* [Requirements]
Reproduce the items word for word, from their first line through the line holding "- session-name-label: Name", both ends included.

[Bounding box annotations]
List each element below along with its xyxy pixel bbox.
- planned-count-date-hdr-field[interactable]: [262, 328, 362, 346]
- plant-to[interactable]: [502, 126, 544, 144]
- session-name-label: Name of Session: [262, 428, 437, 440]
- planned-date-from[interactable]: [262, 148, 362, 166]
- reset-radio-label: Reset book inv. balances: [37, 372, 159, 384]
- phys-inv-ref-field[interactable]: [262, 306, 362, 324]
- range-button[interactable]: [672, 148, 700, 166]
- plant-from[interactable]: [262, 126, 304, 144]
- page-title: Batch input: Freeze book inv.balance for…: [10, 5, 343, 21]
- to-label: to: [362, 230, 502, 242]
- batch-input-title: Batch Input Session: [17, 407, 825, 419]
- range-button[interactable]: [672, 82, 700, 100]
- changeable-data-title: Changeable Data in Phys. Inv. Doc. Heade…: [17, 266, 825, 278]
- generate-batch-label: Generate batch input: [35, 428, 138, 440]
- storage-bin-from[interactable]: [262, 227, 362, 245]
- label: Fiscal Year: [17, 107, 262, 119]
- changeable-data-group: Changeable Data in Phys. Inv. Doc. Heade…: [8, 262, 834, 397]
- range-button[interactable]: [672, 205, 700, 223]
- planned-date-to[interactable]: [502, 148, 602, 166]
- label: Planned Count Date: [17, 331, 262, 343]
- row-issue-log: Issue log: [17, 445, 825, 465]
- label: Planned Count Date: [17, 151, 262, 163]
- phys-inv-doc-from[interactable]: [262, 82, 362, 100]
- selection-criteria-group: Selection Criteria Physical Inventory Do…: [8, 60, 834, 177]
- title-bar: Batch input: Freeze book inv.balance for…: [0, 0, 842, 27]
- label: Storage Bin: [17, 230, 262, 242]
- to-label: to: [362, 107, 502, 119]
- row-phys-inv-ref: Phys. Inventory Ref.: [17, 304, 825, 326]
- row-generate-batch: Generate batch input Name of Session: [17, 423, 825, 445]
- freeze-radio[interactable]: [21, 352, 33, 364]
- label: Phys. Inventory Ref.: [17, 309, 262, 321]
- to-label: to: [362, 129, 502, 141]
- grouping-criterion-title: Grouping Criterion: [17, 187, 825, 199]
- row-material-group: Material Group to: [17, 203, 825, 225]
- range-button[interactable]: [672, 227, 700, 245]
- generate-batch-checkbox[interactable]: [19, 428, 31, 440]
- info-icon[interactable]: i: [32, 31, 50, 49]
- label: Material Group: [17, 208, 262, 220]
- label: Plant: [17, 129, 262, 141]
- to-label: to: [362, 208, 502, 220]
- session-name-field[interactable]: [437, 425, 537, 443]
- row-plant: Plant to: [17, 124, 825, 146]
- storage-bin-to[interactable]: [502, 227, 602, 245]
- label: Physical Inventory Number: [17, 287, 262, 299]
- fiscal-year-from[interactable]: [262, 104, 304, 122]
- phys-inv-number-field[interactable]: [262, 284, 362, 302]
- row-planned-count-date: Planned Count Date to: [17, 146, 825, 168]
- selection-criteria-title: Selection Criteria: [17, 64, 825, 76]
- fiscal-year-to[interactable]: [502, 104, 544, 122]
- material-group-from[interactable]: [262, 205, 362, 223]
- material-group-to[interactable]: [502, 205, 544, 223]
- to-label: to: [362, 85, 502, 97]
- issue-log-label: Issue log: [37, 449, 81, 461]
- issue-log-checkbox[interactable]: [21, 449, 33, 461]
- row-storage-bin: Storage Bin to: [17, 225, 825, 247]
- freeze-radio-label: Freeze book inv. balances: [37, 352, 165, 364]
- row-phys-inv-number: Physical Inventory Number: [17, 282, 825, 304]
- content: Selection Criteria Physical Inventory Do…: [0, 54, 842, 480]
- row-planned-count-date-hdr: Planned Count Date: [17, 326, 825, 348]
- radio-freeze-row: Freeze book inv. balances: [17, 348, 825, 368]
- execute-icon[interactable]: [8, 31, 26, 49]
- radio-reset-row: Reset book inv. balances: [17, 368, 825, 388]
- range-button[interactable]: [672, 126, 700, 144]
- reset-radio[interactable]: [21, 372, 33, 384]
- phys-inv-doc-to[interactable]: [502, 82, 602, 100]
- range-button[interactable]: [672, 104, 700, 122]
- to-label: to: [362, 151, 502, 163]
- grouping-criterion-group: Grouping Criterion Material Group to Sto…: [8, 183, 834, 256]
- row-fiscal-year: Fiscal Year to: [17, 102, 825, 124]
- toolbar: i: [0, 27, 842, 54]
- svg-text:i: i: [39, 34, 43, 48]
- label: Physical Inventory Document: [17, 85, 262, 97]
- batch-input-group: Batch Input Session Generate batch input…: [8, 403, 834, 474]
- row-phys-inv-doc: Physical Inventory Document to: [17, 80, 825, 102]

* [Finished task]
List each element below along with its xyxy pixel bbox.
- planned-count-date-hdr-field[interactable]: [262, 328, 362, 346]
- plant-to[interactable]: [502, 126, 544, 144]
- session-name-label: Name of Session: [262, 428, 437, 440]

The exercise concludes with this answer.